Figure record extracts
Begin

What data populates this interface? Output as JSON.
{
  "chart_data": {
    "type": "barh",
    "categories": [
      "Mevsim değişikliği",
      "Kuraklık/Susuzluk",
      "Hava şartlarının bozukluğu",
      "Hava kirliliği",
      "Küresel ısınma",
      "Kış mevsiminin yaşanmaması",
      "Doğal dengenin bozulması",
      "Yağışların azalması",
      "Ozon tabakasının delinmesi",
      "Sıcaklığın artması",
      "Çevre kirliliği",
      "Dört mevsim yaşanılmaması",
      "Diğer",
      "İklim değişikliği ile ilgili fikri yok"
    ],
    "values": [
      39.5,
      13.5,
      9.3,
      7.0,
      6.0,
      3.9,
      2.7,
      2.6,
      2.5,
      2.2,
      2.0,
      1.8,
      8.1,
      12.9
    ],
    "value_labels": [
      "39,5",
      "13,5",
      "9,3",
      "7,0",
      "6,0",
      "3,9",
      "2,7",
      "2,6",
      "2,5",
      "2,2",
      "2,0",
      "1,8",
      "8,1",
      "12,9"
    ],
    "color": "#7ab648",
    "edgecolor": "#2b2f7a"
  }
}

End

Give the entries once more, exactly as they appear.

Worked solution ▸
What data populates this interface? Output as JSON.
{
  "chart_data": {
    "type": "barh",
    "categories": [
      "Mevsim değişikliği",
      "Kuraklık/Susuzluk",
      "Hava şartlarının bozukluğu",
      "Hava kirliliği",
      "Küresel ısınma",
      "Kış mevsiminin yaşanmaması",
      "Doğal dengenin bozulması",
      "Yağışların azalması",
      "Ozon tabakasının delinmesi",
      "Sıcaklığın artması",
      "Çevre kirliliği",
      "Dört mevsim yaşanılmaması",
      "Diğer",
      "İklim değişikliği ile ilgili fikri yok"
    ],
    "values": [
      39.5,
      13.5,
      9.3,
      7.0,
      6.0,
      3.9,
      2.7,
      2.6,
      2.5,
      2.2,
      2.0,
      1.8,
      8.1,
      12.9
    ],
    "value_labels": [
      "39,5",
      "13,5",
      "9,3",
      "7,0",
      "6,0",
      "3,9",
      "2,7",
      "2,6",
      "2,5",
      "2,2",
      "2,0",
      "1,8",
      "8,1",
      "12,9"
    ],
    "color": "#7ab648",
    "edgecolor": "#2b2f7a"
  }
}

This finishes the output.